■ Exercise task
Wherever the string "Simulated" appears, copy the whole line.

■ Material supplied
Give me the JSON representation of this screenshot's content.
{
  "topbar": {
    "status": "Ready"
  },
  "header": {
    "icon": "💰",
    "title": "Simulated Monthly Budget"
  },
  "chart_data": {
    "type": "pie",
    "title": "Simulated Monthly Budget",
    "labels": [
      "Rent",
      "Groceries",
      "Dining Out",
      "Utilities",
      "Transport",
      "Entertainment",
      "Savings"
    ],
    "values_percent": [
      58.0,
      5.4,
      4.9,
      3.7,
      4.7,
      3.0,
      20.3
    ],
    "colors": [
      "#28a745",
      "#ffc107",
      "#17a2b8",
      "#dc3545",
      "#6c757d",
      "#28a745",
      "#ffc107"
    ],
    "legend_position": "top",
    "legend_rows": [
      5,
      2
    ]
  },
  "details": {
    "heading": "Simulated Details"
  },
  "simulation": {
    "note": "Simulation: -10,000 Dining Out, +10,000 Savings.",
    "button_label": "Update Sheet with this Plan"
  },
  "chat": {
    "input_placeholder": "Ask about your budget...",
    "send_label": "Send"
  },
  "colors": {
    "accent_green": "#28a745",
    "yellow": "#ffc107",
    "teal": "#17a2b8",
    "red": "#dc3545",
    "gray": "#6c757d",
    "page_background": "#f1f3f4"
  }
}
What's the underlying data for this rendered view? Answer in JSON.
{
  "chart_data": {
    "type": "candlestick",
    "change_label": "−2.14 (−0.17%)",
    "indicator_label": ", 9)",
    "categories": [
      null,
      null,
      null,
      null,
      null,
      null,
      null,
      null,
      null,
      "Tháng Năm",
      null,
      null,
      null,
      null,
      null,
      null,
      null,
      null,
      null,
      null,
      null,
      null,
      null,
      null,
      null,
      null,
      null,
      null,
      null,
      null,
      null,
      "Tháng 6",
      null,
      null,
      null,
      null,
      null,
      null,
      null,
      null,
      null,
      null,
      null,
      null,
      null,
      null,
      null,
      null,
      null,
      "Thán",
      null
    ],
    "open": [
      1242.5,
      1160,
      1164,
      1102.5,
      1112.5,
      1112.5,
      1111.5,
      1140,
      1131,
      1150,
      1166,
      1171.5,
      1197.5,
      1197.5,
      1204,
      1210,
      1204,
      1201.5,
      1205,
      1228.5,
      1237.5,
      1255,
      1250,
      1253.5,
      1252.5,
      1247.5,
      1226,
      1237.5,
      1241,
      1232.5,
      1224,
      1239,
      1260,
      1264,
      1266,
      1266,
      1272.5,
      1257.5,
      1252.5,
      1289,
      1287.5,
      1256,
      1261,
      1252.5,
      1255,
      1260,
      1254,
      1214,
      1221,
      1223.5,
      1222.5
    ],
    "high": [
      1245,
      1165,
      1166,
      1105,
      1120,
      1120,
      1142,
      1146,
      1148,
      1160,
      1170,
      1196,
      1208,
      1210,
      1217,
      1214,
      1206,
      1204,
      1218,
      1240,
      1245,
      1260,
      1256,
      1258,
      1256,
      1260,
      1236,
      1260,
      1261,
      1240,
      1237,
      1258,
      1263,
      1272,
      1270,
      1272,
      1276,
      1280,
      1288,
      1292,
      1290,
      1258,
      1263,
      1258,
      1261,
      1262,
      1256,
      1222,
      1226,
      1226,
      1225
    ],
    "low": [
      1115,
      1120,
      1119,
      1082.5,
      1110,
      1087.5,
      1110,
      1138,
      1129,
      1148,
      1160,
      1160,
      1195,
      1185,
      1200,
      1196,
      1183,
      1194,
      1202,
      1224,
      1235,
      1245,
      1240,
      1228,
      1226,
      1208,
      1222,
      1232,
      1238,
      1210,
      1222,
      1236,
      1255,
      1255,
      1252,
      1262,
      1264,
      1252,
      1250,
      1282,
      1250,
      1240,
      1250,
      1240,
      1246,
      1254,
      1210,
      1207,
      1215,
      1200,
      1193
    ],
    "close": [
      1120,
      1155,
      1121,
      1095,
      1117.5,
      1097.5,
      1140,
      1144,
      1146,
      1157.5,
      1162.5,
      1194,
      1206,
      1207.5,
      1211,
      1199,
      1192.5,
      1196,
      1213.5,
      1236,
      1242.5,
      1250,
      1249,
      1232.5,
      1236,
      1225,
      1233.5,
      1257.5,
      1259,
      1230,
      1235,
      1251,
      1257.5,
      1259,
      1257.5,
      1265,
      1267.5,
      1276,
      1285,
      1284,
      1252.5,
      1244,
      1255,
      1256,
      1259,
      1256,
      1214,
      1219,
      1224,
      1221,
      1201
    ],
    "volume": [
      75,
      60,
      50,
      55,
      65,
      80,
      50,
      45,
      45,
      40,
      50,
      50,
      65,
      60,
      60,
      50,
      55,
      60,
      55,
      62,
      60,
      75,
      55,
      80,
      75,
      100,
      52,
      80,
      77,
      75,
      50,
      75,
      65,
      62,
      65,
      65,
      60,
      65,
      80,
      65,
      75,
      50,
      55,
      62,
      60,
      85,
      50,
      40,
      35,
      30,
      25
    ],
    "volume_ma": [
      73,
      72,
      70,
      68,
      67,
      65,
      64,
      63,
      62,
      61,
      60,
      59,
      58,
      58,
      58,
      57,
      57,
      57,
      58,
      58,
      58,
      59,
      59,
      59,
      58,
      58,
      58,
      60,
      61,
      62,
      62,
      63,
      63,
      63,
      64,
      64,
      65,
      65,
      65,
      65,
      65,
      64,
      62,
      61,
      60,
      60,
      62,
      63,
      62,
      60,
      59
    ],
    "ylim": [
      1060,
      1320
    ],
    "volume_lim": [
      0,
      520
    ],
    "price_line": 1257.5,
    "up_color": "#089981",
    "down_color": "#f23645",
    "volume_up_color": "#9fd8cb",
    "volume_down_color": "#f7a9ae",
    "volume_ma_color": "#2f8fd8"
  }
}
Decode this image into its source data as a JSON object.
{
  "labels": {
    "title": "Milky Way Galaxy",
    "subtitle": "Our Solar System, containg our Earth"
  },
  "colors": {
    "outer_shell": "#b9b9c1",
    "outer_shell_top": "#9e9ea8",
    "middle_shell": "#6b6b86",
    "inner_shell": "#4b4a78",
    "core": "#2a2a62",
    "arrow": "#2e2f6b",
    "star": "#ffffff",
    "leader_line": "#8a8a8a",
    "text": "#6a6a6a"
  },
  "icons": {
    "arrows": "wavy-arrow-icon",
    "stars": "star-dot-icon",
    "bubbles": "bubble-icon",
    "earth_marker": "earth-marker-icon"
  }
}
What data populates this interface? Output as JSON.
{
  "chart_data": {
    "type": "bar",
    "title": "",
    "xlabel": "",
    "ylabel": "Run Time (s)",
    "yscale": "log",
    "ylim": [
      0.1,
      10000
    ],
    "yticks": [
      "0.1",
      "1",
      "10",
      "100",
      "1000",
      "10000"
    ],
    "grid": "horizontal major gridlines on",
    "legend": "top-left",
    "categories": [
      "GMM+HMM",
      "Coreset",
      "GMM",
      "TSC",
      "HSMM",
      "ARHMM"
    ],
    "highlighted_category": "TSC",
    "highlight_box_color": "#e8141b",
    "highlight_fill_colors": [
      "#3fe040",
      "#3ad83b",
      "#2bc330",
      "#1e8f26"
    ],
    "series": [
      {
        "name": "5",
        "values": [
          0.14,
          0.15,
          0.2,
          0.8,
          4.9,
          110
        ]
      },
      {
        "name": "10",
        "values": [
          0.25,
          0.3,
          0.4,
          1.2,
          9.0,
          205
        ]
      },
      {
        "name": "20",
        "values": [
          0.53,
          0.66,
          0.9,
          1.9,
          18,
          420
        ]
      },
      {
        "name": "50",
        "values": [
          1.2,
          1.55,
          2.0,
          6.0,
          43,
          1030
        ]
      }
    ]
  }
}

■ Exercise response
    "title": "Simulated Monthly Budget"
    "title": "Simulated Monthly Budget",
    "heading": "Simulated Details"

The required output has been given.